### The request
Exactly repeat the full listing that follows.

### Supplied data
──────────

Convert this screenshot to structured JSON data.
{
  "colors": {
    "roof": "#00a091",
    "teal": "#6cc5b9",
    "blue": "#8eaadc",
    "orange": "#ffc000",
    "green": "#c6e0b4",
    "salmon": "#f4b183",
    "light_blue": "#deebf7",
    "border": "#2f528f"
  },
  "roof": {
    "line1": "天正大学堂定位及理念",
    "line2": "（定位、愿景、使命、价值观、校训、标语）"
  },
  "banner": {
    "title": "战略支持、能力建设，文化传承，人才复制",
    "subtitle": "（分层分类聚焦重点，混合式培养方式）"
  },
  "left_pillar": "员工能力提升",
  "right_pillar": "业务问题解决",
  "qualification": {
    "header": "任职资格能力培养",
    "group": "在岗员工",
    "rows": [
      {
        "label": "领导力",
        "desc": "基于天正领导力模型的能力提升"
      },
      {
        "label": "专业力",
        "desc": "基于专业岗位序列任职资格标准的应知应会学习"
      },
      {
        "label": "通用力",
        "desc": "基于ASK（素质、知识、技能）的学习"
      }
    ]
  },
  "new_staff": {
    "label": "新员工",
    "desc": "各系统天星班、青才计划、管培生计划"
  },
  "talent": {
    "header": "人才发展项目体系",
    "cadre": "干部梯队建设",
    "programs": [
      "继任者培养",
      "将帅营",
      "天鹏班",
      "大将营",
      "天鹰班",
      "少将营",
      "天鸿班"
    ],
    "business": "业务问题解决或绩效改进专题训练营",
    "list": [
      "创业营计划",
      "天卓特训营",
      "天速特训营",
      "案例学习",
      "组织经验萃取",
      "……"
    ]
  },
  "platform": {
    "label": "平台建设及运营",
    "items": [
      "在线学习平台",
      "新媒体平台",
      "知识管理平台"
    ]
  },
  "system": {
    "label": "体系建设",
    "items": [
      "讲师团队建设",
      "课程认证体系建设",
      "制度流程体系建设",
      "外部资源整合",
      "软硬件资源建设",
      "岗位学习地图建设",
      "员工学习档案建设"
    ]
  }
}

──────────

### Result below
Convert this screenshot to structured JSON data.
{
  "colors": {
    "roof": "#00a091",
    "teal": "#6cc5b9",
    "blue": "#8eaadc",
    "orange": "#ffc000",
    "green": "#c6e0b4",
    "salmon": "#f4b183",
    "light_blue": "#deebf7",
    "border": "#2f528f"
  },
  "roof": {
    "line1": "天正大学堂定位及理念",
    "line2": "（定位、愿景、使命、价值观、校训、标语）"
  },
  "banner": {
    "title": "战略支持、能力建设，文化传承，人才复制",
    "subtitle": "（分层分类聚焦重点，混合式培养方式）"
  },
  "left_pillar": "员工能力提升",
  "right_pillar": "业务问题解决",
  "qualification": {
    "header": "任职资格能力培养",
    "group": "在岗员工",
    "rows": [
      {
        "label": "领导力",
        "desc": "基于天正领导力模型的能力提升"
      },
      {
        "label": "专业力",
        "desc": "基于专业岗位序列任职资格标准的应知应会学习"
      },
      {
        "label": "通用力",
        "desc": "基于ASK（素质、知识、技能）的学习"
      }
    ]
  },
  "new_staff": {
    "label": "新员工",
    "desc": "各系统天星班、青才计划、管培生计划"
  },
  "talent": {
    "header": "人才发展项目体系",
    "cadre": "干部梯队建设",
    "programs": [
      "继任者培养",
      "将帅营",
      "天鹏班",
      "大将营",
      "天鹰班",
      "少将营",
      "天鸿班"
    ],
    "business": "业务问题解决或绩效改进专题训练营",
    "list": [
      "创业营计划",
      "天卓特训营",
      "天速特训营",
      "案例学习",
      "组织经验萃取",
      "……"
    ]
  },
  "platform": {
    "label": "平台建设及运营",
    "items": [
      "在线学习平台",
      "新媒体平台",
      "知识管理平台"
    ]
  },
  "system": {
    "label": "体系建设",
    "items": [
      "讲师团队建设",
      "课程认证体系建设",
      "制度流程体系建设",
      "外部资源整合",
      "软硬件资源建设",
      "岗位学习地图建设",
      "员工学习档案建设"
    ]
  }
}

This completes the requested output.